▸ Stated problem
Set every record down verbatim and omit the pictures.
Start of Listed entries
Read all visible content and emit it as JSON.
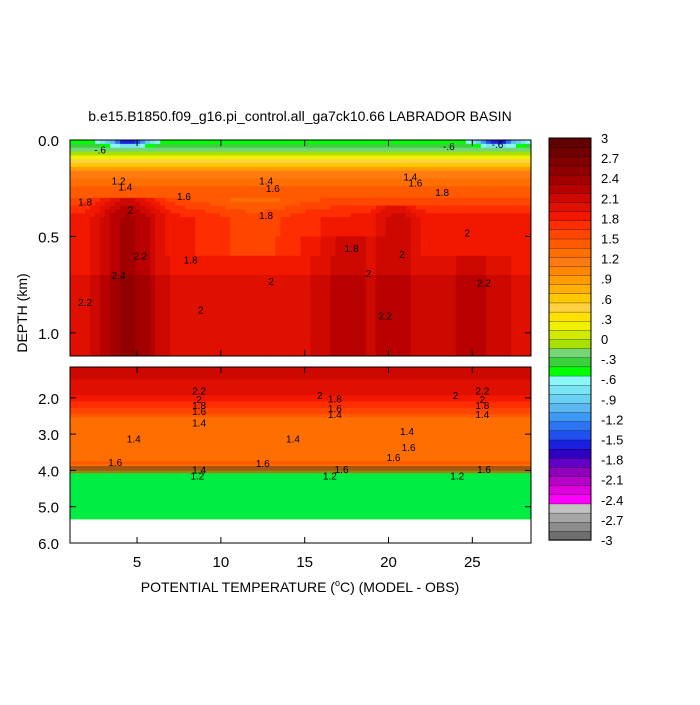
{
  "chart_data": {
    "type": "heatmap",
    "title": "b.e15.B1850.f09_g16.pi_control.all_ga7ck10.66 LABRADOR BASIN",
    "xlabel": "POTENTIAL TEMPERATURE (",
    "xlabel_sup": "o",
    "xlabel_tail": "C) (MODEL - OBS)",
    "ylabel": "DEPTH (km)",
    "xlim": [
      1,
      28.5
    ],
    "x_ticks": [
      5,
      10,
      15,
      20,
      25
    ],
    "x_tick_labels": [
      "5",
      "10",
      "15",
      "20",
      "25"
    ],
    "panels": [
      {
        "name": "upper",
        "ylim": [
          0.0,
          1.12
        ],
        "y_ticks": [
          0.0,
          0.5,
          1.0
        ],
        "y_tick_labels": [
          "0.0",
          "0.5",
          "1.0"
        ],
        "contour_labels": [
          {
            "text": "-.6",
            "x": 2.8,
            "y": 0.05
          },
          {
            "text": "-.6",
            "x": 26.5,
            "y": 0.02
          },
          {
            "text": "1.2",
            "x": 3.9,
            "y": 0.21
          },
          {
            "text": "1.4",
            "x": 4.3,
            "y": 0.24
          },
          {
            "text": "1.6",
            "x": 7.8,
            "y": 0.29
          },
          {
            "text": "1.8",
            "x": 1.9,
            "y": 0.32
          },
          {
            "text": "2",
            "x": 4.6,
            "y": 0.36
          },
          {
            "text": "2.2",
            "x": 5.2,
            "y": 0.6
          },
          {
            "text": "2.4",
            "x": 3.9,
            "y": 0.7
          },
          {
            "text": "2.2",
            "x": 1.9,
            "y": 0.84
          },
          {
            "text": "1.8",
            "x": 8.2,
            "y": 0.62
          },
          {
            "text": "2",
            "x": 8.8,
            "y": 0.88
          },
          {
            "text": "1.8",
            "x": 12.7,
            "y": 0.39
          },
          {
            "text": "1.4",
            "x": 12.7,
            "y": 0.21
          },
          {
            "text": "1.6",
            "x": 13.1,
            "y": 0.25
          },
          {
            "text": "2",
            "x": 13.0,
            "y": 0.73
          },
          {
            "text": "1.8",
            "x": 17.8,
            "y": 0.56
          },
          {
            "text": "2",
            "x": 18.8,
            "y": 0.69
          },
          {
            "text": "2.2",
            "x": 19.8,
            "y": 0.91
          },
          {
            "text": "2",
            "x": 20.8,
            "y": 0.59
          },
          {
            "text": "1.4",
            "x": 21.3,
            "y": 0.19
          },
          {
            "text": "1.6",
            "x": 21.6,
            "y": 0.22
          },
          {
            "text": "1.8",
            "x": 23.2,
            "y": 0.27
          },
          {
            "text": "2",
            "x": 24.7,
            "y": 0.48
          },
          {
            "text": "2.2",
            "x": 25.7,
            "y": 0.74
          },
          {
            "text": "-.6",
            "x": 23.6,
            "y": 0.03
          }
        ]
      },
      {
        "name": "lower",
        "ylim": [
          1.15,
          6.0
        ],
        "y_ticks": [
          2.0,
          3.0,
          4.0,
          5.0,
          6.0
        ],
        "y_tick_labels": [
          "2.0",
          "3.0",
          "4.0",
          "5.0",
          "6.0"
        ],
        "contour_labels": [
          {
            "text": "2.2",
            "x": 8.7,
            "y": 1.8
          },
          {
            "text": "2",
            "x": 8.7,
            "y": 2.03
          },
          {
            "text": "1.8",
            "x": 8.7,
            "y": 2.2
          },
          {
            "text": "1.6",
            "x": 8.7,
            "y": 2.36
          },
          {
            "text": "1.4",
            "x": 8.7,
            "y": 2.68
          },
          {
            "text": "1.4",
            "x": 4.8,
            "y": 3.12
          },
          {
            "text": "1.6",
            "x": 3.7,
            "y": 3.77
          },
          {
            "text": "1.6",
            "x": 12.5,
            "y": 3.79
          },
          {
            "text": "1.4",
            "x": 14.3,
            "y": 3.12
          },
          {
            "text": "2",
            "x": 15.9,
            "y": 1.92
          },
          {
            "text": "1.8",
            "x": 16.8,
            "y": 2.02
          },
          {
            "text": "1.6",
            "x": 16.8,
            "y": 2.28
          },
          {
            "text": "1.4",
            "x": 16.8,
            "y": 2.45
          },
          {
            "text": "1.4",
            "x": 21.1,
            "y": 2.92
          },
          {
            "text": "1.6",
            "x": 21.2,
            "y": 3.35
          },
          {
            "text": "1.6",
            "x": 20.3,
            "y": 3.63
          },
          {
            "text": "2",
            "x": 24.0,
            "y": 1.92
          },
          {
            "text": "2.2",
            "x": 25.6,
            "y": 1.8
          },
          {
            "text": "2",
            "x": 25.6,
            "y": 2.03
          },
          {
            "text": "1.8",
            "x": 25.6,
            "y": 2.2
          },
          {
            "text": "1.4",
            "x": 25.6,
            "y": 2.45
          },
          {
            "text": "1.4",
            "x": 8.7,
            "y": 3.98
          },
          {
            "text": "1.2",
            "x": 8.6,
            "y": 4.14
          },
          {
            "text": "1.6",
            "x": 17.2,
            "y": 3.96
          },
          {
            "text": "1.2",
            "x": 16.5,
            "y": 4.14
          },
          {
            "text": "1.6",
            "x": 25.7,
            "y": 3.96
          },
          {
            "text": "1.2",
            "x": 24.1,
            "y": 4.14
          }
        ]
      }
    ],
    "colorbar": {
      "levels": [
        -3,
        -2.7,
        -2.4,
        -2.1,
        -1.8,
        -1.5,
        -1.2,
        -0.9,
        -0.6,
        -0.3,
        0,
        0.3,
        0.6,
        0.9,
        1.2,
        1.5,
        1.8,
        2.1,
        2.4,
        2.7,
        3
      ],
      "labels": [
        "-3",
        "-2.7",
        "-2.4",
        "-2.1",
        "-1.8",
        "-1.5",
        "-1.2",
        "-.9",
        "-.6",
        "-.3",
        "0",
        ".3",
        ".6",
        ".9",
        "1.2",
        "1.5",
        "1.8",
        "2.1",
        "2.4",
        "2.7",
        "3"
      ],
      "colors_below_minus_2_7": [
        "#6e6e6e",
        "#8c8c8c",
        "#a6a6a6",
        "#c2c2c2"
      ],
      "colors": [
        "#ff00ff",
        "#dd00dd",
        "#b800c8",
        "#8f00b8",
        "#6000c8",
        "#2f00c0",
        "#1a20e0",
        "#2050f0",
        "#2c74f4",
        "#3d98f6",
        "#5bb8f0",
        "#6ad0f2",
        "#7ae4f4",
        "#8cf6f6",
        "#00ff00",
        "#3ad23a",
        "#74d674",
        "#a8e000",
        "#d2ea00",
        "#f0f000",
        "#ffe000",
        "#ffd040",
        "#ffc800",
        "#ffb000",
        "#ff9c00",
        "#ff8600",
        "#ff7a10",
        "#ff6e00",
        "#ff5a00",
        "#ff4600",
        "#ff2e00",
        "#f21800",
        "#e01000",
        "#cc0800",
        "#b80000",
        "#a20000",
        "#900000",
        "#800000",
        "#700000",
        "#600000"
      ]
    }
  }
}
End of Listed entries
▸ Worked solution
Read all visible content and emit it as JSON.
{
  "chart_data": {
    "type": "heatmap",
    "title": "b.e15.B1850.f09_g16.pi_control.all_ga7ck10.66 LABRADOR BASIN",
    "xlabel": "POTENTIAL TEMPERATURE (",
    "xlabel_sup": "o",
    "xlabel_tail": "C) (MODEL - OBS)",
    "ylabel": "DEPTH (km)",
    "xlim": [
      1,
      28.5
    ],
    "x_ticks": [
      5,
      10,
      15,
      20,
      25
    ],
    "x_tick_labels": [
      "5",
      "10",
      "15",
      "20",
      "25"
    ],
    "panels": [
      {
        "name": "upper",
        "ylim": [
          0.0,
          1.12
        ],
        "y_ticks": [
          0.0,
          0.5,
          1.0
        ],
        "y_tick_labels": [
          "0.0",
          "0.5",
          "1.0"
        ],
        "contour_labels": [
          {
            "text": "-.6",
            "x": 2.8,
            "y": 0.05
          },
          {
            "text": "-.6",
            "x": 26.5,
            "y": 0.02
          },
          {
            "text": "1.2",
            "x": 3.9,
            "y": 0.21
          },
          {
            "text": "1.4",
            "x": 4.3,
            "y": 0.24
          },
          {
            "text": "1.6",
            "x": 7.8,
            "y": 0.29
          },
          {
            "text": "1.8",
            "x": 1.9,
            "y": 0.32
          },
          {
            "text": "2",
            "x": 4.6,
            "y": 0.36
          },
          {
            "text": "2.2",
            "x": 5.2,
            "y": 0.6
          },
          {
            "text": "2.4",
            "x": 3.9,
            "y": 0.7
          },
          {
            "text": "2.2",
            "x": 1.9,
            "y": 0.84
          },
          {
            "text": "1.8",
            "x": 8.2,
            "y": 0.62
          },
          {
            "text": "2",
            "x": 8.8,
            "y": 0.88
          },
          {
            "text": "1.8",
            "x": 12.7,
            "y": 0.39
          },
          {
            "text": "1.4",
            "x": 12.7,
            "y": 0.21
          },
          {
            "text": "1.6",
            "x": 13.1,
            "y": 0.25
          },
          {
            "text": "2",
            "x": 13.0,
            "y": 0.73
          },
          {
            "text": "1.8",
            "x": 17.8,
            "y": 0.56
          },
          {
            "text": "2",
            "x": 18.8,
            "y": 0.69
          },
          {
            "text": "2.2",
            "x": 19.8,
            "y": 0.91
          },
          {
            "text": "2",
            "x": 20.8,
            "y": 0.59
          },
          {
            "text": "1.4",
            "x": 21.3,
            "y": 0.19
          },
          {
            "text": "1.6",
            "x": 21.6,
            "y": 0.22
          },
          {
            "text": "1.8",
            "x": 23.2,
            "y": 0.27
          },
          {
            "text": "2",
            "x": 24.7,
            "y": 0.48
          },
          {
            "text": "2.2",
            "x": 25.7,
            "y": 0.74
          },
          {
            "text": "-.6",
            "x": 23.6,
            "y": 0.03
          }
        ]
      },
      {
        "name": "lower",
        "ylim": [
          1.15,
          6.0
        ],
        "y_ticks": [
          2.0,
          3.0,
          4.0,
          5.0,
          6.0
        ],
        "y_tick_labels": [
          "2.0",
          "3.0",
          "4.0",
          "5.0",
          "6.0"
        ],
        "contour_labels": [
          {
            "text": "2.2",
            "x": 8.7,
            "y": 1.8
          },
          {
            "text": "2",
            "x": 8.7,
            "y": 2.03
          },
          {
            "text": "1.8",
            "x": 8.7,
            "y": 2.2
          },
          {
            "text": "1.6",
            "x": 8.7,
            "y": 2.36
          },
          {
            "text": "1.4",
            "x": 8.7,
            "y": 2.68
          },
          {
            "text": "1.4",
            "x": 4.8,
            "y": 3.12
          },
          {
            "text": "1.6",
            "x": 3.7,
            "y": 3.77
          },
          {
            "text": "1.6",
            "x": 12.5,
            "y": 3.79
          },
          {
            "text": "1.4",
            "x": 14.3,
            "y": 3.12
          },
          {
            "text": "2",
            "x": 15.9,
            "y": 1.92
          },
          {
            "text": "1.8",
            "x": 16.8,
            "y": 2.02
          },
          {
            "text": "1.6",
            "x": 16.8,
            "y": 2.28
          },
          {
            "text": "1.4",
            "x": 16.8,
            "y": 2.45
          },
          {
            "text": "1.4",
            "x": 21.1,
            "y": 2.92
          },
          {
            "text": "1.6",
            "x": 21.2,
            "y": 3.35
          },
          {
            "text": "1.6",
            "x": 20.3,
            "y": 3.63
          },
          {
            "text": "2",
            "x": 24.0,
            "y": 1.92
          },
          {
            "text": "2.2",
            "x": 25.6,
            "y": 1.8
          },
          {
            "text": "2",
            "x": 25.6,
            "y": 2.03
          },
          {
            "text": "1.8",
            "x": 25.6,
            "y": 2.2
          },
          {
            "text": "1.4",
            "x": 25.6,
            "y": 2.45
          },
          {
            "text": "1.4",
            "x": 8.7,
            "y": 3.98
          },
          {
            "text": "1.2",
            "x": 8.6,
            "y": 4.14
          },
          {
            "text": "1.6",
            "x": 17.2,
            "y": 3.96
          },
          {
            "text": "1.2",
            "x": 16.5,
            "y": 4.14
          },
          {
            "text": "1.6",
            "x": 25.7,
            "y": 3.96
          },
          {
            "text": "1.2",
            "x": 24.1,
            "y": 4.14
          }
        ]
      }
    ],
    "colorbar": {
      "levels": [
        -3,
        -2.7,
        -2.4,
        -2.1,
        -1.8,
        -1.5,
        -1.2,
        -0.9,
        -0.6,
        -0.3,
        0,
        0.3,
        0.6,
        0.9,
        1.2,
        1.5,
        1.8,
        2.1,
        2.4,
        2.7,
        3
      ],
      "labels": [
        "-3",
        "-2.7",
        "-2.4",
        "-2.1",
        "-1.8",
        "-1.5",
        "-1.2",
        "-.9",
        "-.6",
        "-.3",
        "0",
        ".3",
        ".6",
        ".9",
        "1.2",
        "1.5",
        "1.8",
        "2.1",
        "2.4",
        "2.7",
        "3"
      ],
      "colors_below_minus_2_7": [
        "#6e6e6e",
        "#8c8c8c",
        "#a6a6a6",
        "#c2c2c2"
      ],
      "colors": [
        "#ff00ff",
        "#dd00dd",
        "#b800c8",
        "#8f00b8",
        "#6000c8",
        "#2f00c0",
        "#1a20e0",
        "#2050f0",
        "#2c74f4",
        "#3d98f6",
        "#5bb8f0",
        "#6ad0f2",
        "#7ae4f4",
        "#8cf6f6",
        "#00ff00",
        "#3ad23a",
        "#74d674",
        "#a8e000",
        "#d2ea00",
        "#f0f000",
        "#ffe000",
        "#ffd040",
        "#ffc800",
        "#ffb000",
        "#ff9c00",
        "#ff8600",
        "#ff7a10",
        "#ff6e00",
        "#ff5a00",
        "#ff4600",
        "#ff2e00",
        "#f21800",
        "#e01000",
        "#cc0800",
        "#b80000",
        "#a20000",
        "#900000",
        "#800000",
        "#700000",
        "#600000"
      ]
    }
  }
}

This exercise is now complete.